[Your objective] Go through the data below and gather each line containing "Choose".

Stored data entries
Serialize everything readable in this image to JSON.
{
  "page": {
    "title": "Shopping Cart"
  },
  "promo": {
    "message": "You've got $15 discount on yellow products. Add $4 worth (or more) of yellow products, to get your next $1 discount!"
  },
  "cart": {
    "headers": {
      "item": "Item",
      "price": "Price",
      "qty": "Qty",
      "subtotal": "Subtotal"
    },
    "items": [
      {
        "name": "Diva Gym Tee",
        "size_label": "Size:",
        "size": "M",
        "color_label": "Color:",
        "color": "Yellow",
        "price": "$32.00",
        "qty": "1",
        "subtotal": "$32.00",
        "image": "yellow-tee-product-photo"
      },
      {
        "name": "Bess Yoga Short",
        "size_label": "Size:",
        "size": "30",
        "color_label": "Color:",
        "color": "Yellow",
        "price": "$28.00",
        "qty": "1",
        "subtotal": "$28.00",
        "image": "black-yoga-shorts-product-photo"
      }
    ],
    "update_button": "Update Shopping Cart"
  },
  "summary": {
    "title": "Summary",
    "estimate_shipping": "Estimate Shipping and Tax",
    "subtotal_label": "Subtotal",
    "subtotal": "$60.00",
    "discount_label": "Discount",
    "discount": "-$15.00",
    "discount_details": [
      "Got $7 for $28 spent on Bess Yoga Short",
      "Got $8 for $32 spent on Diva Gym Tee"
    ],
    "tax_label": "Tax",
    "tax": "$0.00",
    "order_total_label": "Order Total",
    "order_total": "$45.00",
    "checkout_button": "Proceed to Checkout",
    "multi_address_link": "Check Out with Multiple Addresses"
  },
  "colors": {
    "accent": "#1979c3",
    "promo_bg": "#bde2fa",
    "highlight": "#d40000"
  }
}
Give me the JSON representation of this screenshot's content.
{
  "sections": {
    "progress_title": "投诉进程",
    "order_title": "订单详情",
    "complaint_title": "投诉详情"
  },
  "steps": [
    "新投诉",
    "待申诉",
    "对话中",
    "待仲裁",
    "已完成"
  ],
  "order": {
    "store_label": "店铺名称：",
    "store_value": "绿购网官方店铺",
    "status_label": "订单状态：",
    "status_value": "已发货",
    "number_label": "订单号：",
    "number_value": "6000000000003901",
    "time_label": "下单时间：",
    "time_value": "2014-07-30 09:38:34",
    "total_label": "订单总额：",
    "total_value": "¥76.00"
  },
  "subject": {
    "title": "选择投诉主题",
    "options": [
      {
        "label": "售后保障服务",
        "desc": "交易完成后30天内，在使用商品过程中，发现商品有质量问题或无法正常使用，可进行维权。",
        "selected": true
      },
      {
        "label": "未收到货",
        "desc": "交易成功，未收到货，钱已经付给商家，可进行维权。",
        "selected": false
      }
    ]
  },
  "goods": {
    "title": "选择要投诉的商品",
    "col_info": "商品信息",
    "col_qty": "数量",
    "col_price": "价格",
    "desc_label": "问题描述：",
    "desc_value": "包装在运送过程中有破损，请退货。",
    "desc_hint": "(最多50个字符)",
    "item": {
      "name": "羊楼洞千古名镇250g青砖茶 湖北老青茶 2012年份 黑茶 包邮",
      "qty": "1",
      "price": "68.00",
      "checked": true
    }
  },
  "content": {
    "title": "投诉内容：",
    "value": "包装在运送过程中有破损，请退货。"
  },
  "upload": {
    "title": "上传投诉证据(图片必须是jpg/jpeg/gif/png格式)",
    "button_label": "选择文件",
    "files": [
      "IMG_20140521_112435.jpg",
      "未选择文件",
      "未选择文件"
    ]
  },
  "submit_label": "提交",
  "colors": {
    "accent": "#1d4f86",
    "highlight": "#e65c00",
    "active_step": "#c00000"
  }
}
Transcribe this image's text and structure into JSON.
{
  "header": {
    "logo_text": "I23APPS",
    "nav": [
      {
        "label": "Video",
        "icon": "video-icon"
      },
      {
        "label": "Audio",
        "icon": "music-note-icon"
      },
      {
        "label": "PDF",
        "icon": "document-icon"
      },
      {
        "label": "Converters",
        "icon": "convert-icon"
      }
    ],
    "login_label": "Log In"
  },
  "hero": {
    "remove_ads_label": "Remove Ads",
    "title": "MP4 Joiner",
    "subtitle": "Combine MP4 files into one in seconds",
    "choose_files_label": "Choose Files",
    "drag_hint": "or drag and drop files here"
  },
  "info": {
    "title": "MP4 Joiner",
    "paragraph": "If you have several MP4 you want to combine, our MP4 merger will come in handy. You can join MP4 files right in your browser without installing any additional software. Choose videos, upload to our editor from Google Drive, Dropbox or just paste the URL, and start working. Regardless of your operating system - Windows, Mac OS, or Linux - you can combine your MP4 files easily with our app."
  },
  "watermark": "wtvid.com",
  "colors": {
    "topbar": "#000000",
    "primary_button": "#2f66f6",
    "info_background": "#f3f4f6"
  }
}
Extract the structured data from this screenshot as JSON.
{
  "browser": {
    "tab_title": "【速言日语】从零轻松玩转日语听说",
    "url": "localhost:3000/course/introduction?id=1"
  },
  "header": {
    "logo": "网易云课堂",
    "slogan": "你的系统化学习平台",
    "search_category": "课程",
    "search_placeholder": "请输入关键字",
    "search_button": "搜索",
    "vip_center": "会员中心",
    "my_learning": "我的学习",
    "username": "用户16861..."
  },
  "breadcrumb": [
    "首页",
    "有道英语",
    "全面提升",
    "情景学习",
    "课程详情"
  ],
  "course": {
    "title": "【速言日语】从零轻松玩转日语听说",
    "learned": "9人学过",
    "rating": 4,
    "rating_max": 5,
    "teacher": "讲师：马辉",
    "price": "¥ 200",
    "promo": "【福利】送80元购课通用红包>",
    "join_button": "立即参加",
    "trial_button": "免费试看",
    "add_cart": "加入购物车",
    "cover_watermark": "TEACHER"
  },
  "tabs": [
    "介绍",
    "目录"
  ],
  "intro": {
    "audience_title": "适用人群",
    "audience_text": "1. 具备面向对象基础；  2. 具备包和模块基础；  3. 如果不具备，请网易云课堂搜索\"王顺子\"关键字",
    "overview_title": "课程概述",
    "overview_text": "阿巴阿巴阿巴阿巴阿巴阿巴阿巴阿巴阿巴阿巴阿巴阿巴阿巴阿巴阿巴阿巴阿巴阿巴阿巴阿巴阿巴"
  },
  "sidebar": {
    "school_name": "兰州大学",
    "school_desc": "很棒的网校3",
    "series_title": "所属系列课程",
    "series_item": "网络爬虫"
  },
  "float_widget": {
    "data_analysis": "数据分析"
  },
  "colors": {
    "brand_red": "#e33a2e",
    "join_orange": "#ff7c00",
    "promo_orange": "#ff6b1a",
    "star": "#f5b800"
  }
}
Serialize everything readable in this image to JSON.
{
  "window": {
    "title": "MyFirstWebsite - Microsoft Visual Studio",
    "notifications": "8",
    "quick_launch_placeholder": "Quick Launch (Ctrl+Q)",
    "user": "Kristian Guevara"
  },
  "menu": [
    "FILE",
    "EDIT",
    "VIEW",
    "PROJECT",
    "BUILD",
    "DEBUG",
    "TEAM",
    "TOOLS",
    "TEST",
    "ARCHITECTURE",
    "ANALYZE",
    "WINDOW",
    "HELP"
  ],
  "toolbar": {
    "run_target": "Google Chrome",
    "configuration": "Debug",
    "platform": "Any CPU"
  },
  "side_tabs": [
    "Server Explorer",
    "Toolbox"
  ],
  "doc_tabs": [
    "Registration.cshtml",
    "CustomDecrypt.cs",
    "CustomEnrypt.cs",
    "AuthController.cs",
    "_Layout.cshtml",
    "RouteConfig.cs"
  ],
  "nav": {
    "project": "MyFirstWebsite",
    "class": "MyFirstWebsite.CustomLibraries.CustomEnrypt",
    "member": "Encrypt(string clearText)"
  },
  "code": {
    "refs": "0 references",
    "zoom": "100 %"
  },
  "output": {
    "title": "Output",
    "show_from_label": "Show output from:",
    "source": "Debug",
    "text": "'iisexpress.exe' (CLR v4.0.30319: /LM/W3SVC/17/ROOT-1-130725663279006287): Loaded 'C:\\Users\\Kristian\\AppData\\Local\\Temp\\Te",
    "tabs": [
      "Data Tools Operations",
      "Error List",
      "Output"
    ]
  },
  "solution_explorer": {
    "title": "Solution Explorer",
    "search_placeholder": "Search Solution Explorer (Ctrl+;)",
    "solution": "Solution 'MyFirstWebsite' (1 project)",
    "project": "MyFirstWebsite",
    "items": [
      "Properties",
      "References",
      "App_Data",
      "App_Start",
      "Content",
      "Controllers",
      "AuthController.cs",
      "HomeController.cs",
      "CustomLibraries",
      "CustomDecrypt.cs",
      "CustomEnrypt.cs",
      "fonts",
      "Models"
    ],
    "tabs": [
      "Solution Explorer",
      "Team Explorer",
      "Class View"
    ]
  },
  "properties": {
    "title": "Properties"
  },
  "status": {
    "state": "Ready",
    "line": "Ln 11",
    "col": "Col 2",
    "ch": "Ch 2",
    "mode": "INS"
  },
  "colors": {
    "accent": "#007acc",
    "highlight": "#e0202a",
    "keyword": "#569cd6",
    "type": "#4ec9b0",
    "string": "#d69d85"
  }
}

[Full output]
    "choose_files_label": "Choose Files",
    "paragraph": "If you have several MP4 you want to combine, our MP4 merger will come in handy. You can join MP4 files right in your browser without installing any additional software. Choose videos, upload to our editor from Google Drive, Dropbox or just paste the URL, and start working. Regardless of your operating system - Windows, Mac OS, or Linux - you can combine your MP4 files easily with our app."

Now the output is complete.